## DESCRIPTION OF THE TASK
Search the listing below for the string "votre" and copy every line where it occurs.

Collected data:
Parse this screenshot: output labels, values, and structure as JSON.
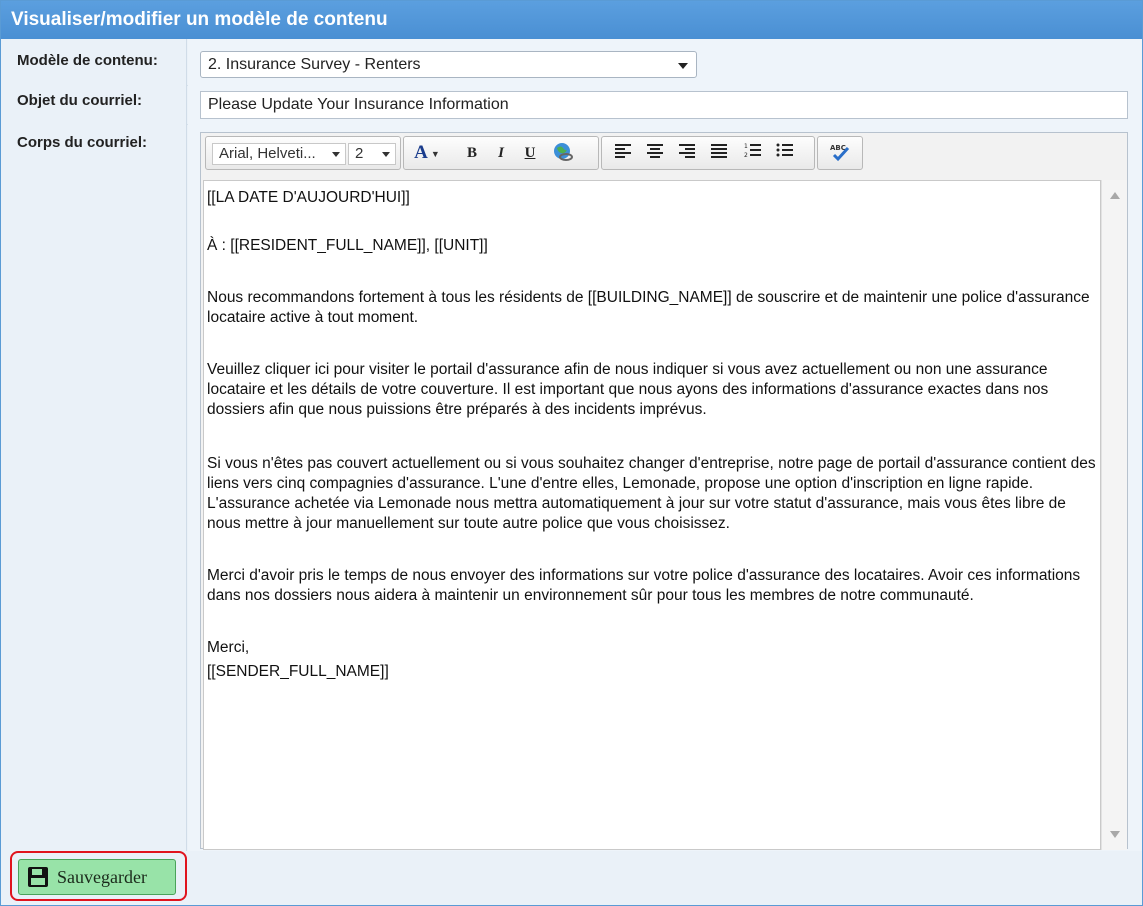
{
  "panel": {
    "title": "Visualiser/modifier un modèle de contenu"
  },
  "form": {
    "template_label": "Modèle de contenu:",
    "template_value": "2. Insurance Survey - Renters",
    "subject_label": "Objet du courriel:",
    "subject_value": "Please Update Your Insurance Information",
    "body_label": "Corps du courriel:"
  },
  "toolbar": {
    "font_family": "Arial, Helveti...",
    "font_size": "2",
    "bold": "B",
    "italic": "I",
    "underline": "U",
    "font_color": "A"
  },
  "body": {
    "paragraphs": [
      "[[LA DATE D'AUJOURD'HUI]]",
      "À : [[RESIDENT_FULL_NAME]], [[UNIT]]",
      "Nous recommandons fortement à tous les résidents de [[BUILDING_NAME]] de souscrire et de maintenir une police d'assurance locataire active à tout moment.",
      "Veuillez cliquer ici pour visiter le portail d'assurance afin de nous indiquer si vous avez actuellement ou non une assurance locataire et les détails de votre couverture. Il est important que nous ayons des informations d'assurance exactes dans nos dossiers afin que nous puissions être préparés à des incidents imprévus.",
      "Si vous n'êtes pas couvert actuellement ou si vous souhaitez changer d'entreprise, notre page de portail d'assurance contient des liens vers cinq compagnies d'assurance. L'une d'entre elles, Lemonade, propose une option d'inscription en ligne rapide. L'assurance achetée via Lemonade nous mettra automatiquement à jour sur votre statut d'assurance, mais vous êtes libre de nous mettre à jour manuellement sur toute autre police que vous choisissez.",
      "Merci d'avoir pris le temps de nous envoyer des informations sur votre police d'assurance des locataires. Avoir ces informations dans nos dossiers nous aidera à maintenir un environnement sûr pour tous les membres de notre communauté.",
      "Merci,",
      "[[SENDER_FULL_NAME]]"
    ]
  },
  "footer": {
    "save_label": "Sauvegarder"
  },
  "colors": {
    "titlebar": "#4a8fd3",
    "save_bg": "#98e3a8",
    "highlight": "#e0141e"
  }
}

## COMPLETE ANSWER
      "Veuillez cliquer ici pour visiter le portail d'assurance afin de nous indiquer si vous avez actuellement ou non une assurance locataire et les détails de votre couverture. Il est important que nous ayons des informations d'assurance exactes dans nos dossiers afin que nous puissions être préparés à des incidents imprévus.",
      "Si vous n'êtes pas couvert actuellement ou si vous souhaitez changer d'entreprise, notre page de portail d'assurance contient des liens vers cinq compagnies d'assurance. L'une d'entre elles, Lemonade, propose une option d'inscription en ligne rapide. L'assurance achetée via Lemonade nous mettra automatiquement à jour sur votre statut d'assurance, mais vous êtes libre de nous mettre à jour manuellement sur toute autre police que vous choisissez.",
      "Merci d'avoir pris le temps de nous envoyer des informations sur votre police d'assurance des locataires. Avoir ces informations dans nos dossiers nous aidera à maintenir un environnement sûr pour tous les membres de notre communauté.",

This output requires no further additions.